* Data records:
(begin)

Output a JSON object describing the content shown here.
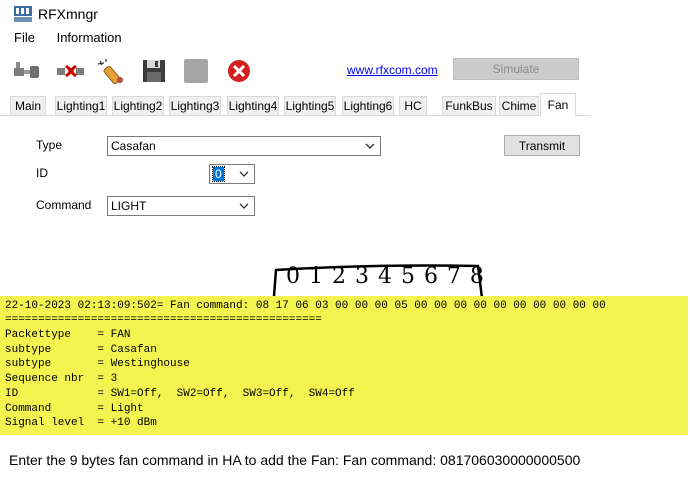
{
  "window": {
    "title": "RFXmngr"
  },
  "menu": {
    "items": [
      "File",
      "Information"
    ]
  },
  "toolbar": {
    "icons": [
      "connect-plug-icon",
      "disconnect-icon",
      "magic-wand-icon",
      "save-disk-icon",
      "stop-square-icon",
      "close-x-icon"
    ],
    "link": "www.rfxcom.com",
    "simulate_label": "Simulate"
  },
  "tabs": [
    "Main",
    "Lighting1",
    "Lighting2",
    "Lighting3",
    "Lighting4",
    "Lighting5",
    "Lighting6",
    "HC",
    "FunkBus",
    "Chime",
    "Fan"
  ],
  "active_tab": "Fan",
  "form": {
    "type_label": "Type",
    "type_value": "Casafan",
    "id_label": "ID",
    "id_value": "0",
    "command_label": "Command",
    "command_value": "LIGHT",
    "transmit_label": "Transmit"
  },
  "handwriting": "0 1 2 3 4 5 6 7 8",
  "log": {
    "lines": [
      "22-10-2023 02:13:09:502= Fan command: 08 17 06 03 00 00 00 05 00 00 00 00 00 00 00 00 00 00",
      "================================================",
      "Packettype    = FAN",
      "subtype       = Casafan",
      "subtype       = Westinghouse",
      "Sequence nbr  = 3",
      "ID            = SW1=Off,  SW2=Off,  SW3=Off,  SW4=Off",
      "Command       = Light",
      "Signal level  = +10 dBm"
    ]
  },
  "caption": "Enter the 9 bytes fan command in HA to add the Fan: Fan command: 081706030000000500"
}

(end)

* Aim: Without the pictures, restate all the entries above exactly.

* Response to the task:
Output a JSON object describing the content shown here.
{
  "window": {
    "title": "RFXmngr"
  },
  "menu": {
    "items": [
      "File",
      "Information"
    ]
  },
  "toolbar": {
    "icons": [
      "connect-plug-icon",
      "disconnect-icon",
      "magic-wand-icon",
      "save-disk-icon",
      "stop-square-icon",
      "close-x-icon"
    ],
    "link": "www.rfxcom.com",
    "simulate_label": "Simulate"
  },
  "tabs": [
    "Main",
    "Lighting1",
    "Lighting2",
    "Lighting3",
    "Lighting4",
    "Lighting5",
    "Lighting6",
    "HC",
    "FunkBus",
    "Chime",
    "Fan"
  ],
  "active_tab": "Fan",
  "form": {
    "type_label": "Type",
    "type_value": "Casafan",
    "id_label": "ID",
    "id_value": "0",
    "command_label": "Command",
    "command_value": "LIGHT",
    "transmit_label": "Transmit"
  },
  "handwriting": "0 1 2 3 4 5 6 7 8",
  "log": {
    "lines": [
      "22-10-2023 02:13:09:502= Fan command: 08 17 06 03 00 00 00 05 00 00 00 00 00 00 00 00 00 00",
      "================================================",
      "Packettype    = FAN",
      "subtype       = Casafan",
      "subtype       = Westinghouse",
      "Sequence nbr  = 3",
      "ID            = SW1=Off,  SW2=Off,  SW3=Off,  SW4=Off",
      "Command       = Light",
      "Signal level  = +10 dBm"
    ]
  },
  "caption": "Enter the 9 bytes fan command in HA to add the Fan: Fan command: 081706030000000500"
}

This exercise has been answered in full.